** BEGIN **
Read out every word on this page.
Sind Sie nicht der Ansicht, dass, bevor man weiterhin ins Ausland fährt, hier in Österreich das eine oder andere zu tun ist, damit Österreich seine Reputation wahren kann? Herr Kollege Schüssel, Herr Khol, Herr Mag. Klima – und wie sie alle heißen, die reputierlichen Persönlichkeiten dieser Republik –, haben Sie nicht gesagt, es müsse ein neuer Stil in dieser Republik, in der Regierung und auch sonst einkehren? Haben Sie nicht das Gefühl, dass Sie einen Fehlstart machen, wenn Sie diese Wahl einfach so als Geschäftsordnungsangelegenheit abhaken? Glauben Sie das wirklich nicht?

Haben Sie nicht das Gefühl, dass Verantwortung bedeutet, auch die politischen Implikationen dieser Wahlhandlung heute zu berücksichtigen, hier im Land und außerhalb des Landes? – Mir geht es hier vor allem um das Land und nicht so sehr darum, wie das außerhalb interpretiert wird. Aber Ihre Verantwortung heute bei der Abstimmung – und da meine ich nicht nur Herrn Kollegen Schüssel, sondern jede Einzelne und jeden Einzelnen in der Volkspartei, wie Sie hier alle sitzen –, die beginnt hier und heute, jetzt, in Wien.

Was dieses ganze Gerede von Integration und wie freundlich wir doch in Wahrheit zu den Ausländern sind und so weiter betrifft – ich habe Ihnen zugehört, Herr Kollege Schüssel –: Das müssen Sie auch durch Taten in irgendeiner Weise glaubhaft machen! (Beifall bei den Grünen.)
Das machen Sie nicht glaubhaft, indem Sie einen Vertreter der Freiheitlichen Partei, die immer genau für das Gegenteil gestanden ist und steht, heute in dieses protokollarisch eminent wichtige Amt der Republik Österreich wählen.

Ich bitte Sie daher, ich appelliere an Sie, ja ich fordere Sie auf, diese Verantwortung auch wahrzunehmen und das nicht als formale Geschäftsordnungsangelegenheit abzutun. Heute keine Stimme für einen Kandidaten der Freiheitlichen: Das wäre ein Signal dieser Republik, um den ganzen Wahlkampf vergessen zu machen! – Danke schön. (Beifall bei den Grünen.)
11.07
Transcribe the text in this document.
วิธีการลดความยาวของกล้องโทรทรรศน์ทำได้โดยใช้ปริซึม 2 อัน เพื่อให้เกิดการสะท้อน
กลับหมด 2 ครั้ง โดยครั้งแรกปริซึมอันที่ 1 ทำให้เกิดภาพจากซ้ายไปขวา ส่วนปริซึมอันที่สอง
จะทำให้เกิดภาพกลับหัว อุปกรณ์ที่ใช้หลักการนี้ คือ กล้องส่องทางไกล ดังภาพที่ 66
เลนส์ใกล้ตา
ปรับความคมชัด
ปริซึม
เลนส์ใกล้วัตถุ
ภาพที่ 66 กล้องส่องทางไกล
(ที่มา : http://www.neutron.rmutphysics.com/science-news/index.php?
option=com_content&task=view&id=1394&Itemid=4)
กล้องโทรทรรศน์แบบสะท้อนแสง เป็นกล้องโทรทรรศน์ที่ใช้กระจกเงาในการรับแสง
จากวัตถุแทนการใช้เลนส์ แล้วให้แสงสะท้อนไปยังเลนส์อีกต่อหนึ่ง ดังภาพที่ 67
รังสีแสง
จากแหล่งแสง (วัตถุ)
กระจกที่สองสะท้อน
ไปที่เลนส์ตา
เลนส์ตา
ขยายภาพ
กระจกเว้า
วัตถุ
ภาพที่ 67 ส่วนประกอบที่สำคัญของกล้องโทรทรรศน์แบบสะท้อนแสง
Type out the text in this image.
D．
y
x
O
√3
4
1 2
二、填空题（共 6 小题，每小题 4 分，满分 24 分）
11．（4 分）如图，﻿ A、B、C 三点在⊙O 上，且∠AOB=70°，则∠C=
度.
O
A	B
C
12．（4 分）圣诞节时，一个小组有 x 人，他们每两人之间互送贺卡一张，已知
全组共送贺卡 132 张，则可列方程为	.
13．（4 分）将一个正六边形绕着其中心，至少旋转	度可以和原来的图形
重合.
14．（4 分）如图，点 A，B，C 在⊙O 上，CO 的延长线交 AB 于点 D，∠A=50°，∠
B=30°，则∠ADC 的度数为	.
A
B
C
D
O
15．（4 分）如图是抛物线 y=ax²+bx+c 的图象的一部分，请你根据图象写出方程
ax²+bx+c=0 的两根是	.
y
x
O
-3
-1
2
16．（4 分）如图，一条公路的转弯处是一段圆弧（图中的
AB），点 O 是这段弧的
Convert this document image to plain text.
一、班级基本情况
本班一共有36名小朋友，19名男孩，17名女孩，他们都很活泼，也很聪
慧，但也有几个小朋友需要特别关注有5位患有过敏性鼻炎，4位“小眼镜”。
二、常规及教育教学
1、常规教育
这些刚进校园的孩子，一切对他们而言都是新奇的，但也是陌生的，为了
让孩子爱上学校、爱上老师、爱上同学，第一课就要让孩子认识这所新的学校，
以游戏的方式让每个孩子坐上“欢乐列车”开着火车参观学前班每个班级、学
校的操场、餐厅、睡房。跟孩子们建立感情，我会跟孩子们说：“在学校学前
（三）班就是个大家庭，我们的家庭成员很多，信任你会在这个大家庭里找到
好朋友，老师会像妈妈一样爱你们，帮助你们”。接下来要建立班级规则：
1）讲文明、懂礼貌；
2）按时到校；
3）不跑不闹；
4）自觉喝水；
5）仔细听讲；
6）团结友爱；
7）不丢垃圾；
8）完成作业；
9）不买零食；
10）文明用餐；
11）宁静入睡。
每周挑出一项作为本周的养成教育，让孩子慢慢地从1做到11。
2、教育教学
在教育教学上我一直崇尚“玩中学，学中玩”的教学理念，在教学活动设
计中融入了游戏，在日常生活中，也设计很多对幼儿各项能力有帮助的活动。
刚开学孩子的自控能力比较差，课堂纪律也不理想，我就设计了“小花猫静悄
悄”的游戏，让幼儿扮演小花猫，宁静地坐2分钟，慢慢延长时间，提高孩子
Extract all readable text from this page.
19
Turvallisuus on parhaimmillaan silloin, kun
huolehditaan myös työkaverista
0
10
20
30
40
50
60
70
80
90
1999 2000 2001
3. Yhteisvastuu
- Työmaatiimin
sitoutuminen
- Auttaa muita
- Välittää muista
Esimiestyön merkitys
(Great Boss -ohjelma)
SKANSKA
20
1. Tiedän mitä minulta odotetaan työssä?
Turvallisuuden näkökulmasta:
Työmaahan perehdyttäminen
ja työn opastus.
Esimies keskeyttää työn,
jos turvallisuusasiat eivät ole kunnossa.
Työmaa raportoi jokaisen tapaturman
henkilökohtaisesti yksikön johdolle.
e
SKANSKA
** END **
Search the data above for lines holding "dass" and copy each of them.

SOLUTION TO THE EXERCISE:
Sind Sie nicht der Ansicht, dass, bevor man weiterhin ins Ausland fährt, hier in Österreich das eine oder andere zu tun ist, damit Österreich seine Reputation wahren kann? Herr Kollege Schüssel, Herr Khol, Herr Mag. Klima – und wie sie alle heißen, die reputierlichen Persönlichkeiten dieser Republik –, haben Sie nicht gesagt, es müsse ein neuer Stil in dieser Republik, in der Regierung und auch sonst einkehren? Haben Sie nicht das Gefühl, dass Sie einen Fehlstart machen, wenn Sie diese Wahl einfach so als Geschäftsordnungsangelegenheit abhaken? Glauben Sie das wirklich nicht?
Haben Sie nicht das Gefühl, dass Verantwortung bedeutet, auch die politischen Implikationen dieser Wahlhandlung heute zu berücksichtigen, hier im Land und außerhalb des Landes? – Mir geht es hier vor allem um das Land und nicht so sehr darum, wie das außerhalb interpretiert wird. Aber Ihre Verantwortung heute bei der Abstimmung – und da meine ich nicht nur Herrn Kollegen Schüssel, sondern jede Einzelne und jeden Einzelnen in der Volkspartei, wie Sie hier alle sitzen –, die beginnt hier und heute, jetzt, in Wien.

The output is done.